## Your instructions
Return all entries precisely as they stand, without the images.

(Data entries for graphics)
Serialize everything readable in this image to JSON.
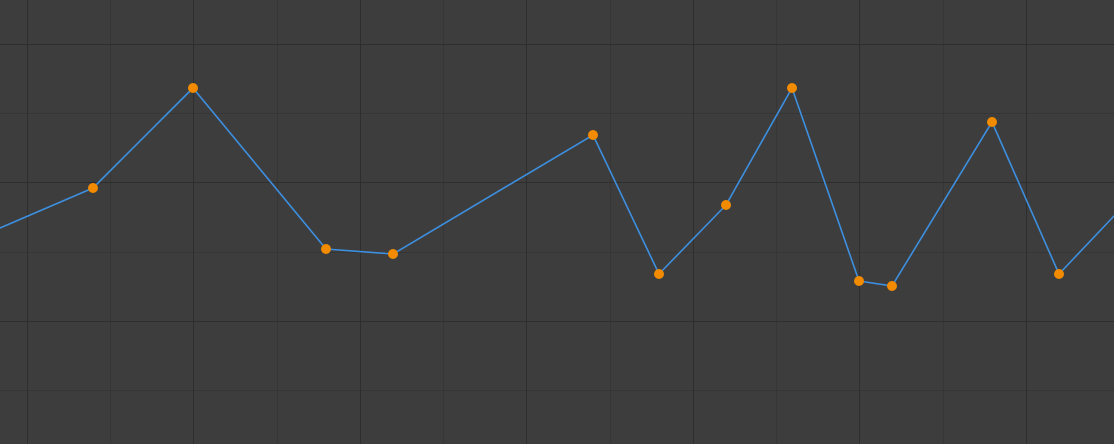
{
  "editor": {
    "background_color": "#3d3d3d",
    "minor_grid_color": "#363636",
    "major_grid_color": "#2e2e2e",
    "curve_color": "#3d8fe0",
    "keyframe_color": "#f28b00"
  },
  "chart_data": {
    "type": "line",
    "title": "",
    "xlabel": "",
    "ylabel": "",
    "grid": true,
    "xlim": [
      0,
      1114
    ],
    "ylim": [
      0,
      444
    ],
    "curve_start": [
      0,
      216
    ],
    "curve_end": [
      1114,
      228
    ],
    "keyframes": [
      {
        "x": 93,
        "y": 256
      },
      {
        "x": 193,
        "y": 356
      },
      {
        "x": 326,
        "y": 195
      },
      {
        "x": 393,
        "y": 190
      },
      {
        "x": 593,
        "y": 309
      },
      {
        "x": 659,
        "y": 170
      },
      {
        "x": 726,
        "y": 239
      },
      {
        "x": 792,
        "y": 356
      },
      {
        "x": 859,
        "y": 163
      },
      {
        "x": 892,
        "y": 158
      },
      {
        "x": 992,
        "y": 322
      },
      {
        "x": 1059,
        "y": 170
      }
    ],
    "major_x_ticks": [
      27,
      193,
      360,
      526,
      693,
      859,
      1026
    ],
    "minor_x_ticks": [
      110,
      277,
      443,
      610,
      776,
      943
    ],
    "major_y_ticks": [
      123,
      262,
      400
    ],
    "minor_y_ticks": [
      54,
      192,
      331
    ]
  }
}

## Task answer
Serialize everything readable in this image to JSON.
{
  "editor": {
    "background_color": "#3d3d3d",
    "minor_grid_color": "#363636",
    "major_grid_color": "#2e2e2e",
    "curve_color": "#3d8fe0",
    "keyframe_color": "#f28b00"
  },
  "chart_data": {
    "type": "line",
    "title": "",
    "xlabel": "",
    "ylabel": "",
    "grid": true,
    "xlim": [
      0,
      1114
    ],
    "ylim": [
      0,
      444
    ],
    "curve_start": [
      0,
      216
    ],
    "curve_end": [
      1114,
      228
    ],
    "keyframes": [
      {
        "x": 93,
        "y": 256
      },
      {
        "x": 193,
        "y": 356
      },
      {
        "x": 326,
        "y": 195
      },
      {
        "x": 393,
        "y": 190
      },
      {
        "x": 593,
        "y": 309
      },
      {
        "x": 659,
        "y": 170
      },
      {
        "x": 726,
        "y": 239
      },
      {
        "x": 792,
        "y": 356
      },
      {
        "x": 859,
        "y": 163
      },
      {
        "x": 892,
        "y": 158
      },
      {
        "x": 992,
        "y": 322
      },
      {
        "x": 1059,
        "y": 170
      }
    ],
    "major_x_ticks": [
      27,
      193,
      360,
      526,
      693,
      859,
      1026
    ],
    "minor_x_ticks": [
      110,
      277,
      443,
      610,
      776,
      943
    ],
    "major_y_ticks": [
      123,
      262,
      400
    ],
    "minor_y_ticks": [
      54,
      192,
      331
    ]
  }
}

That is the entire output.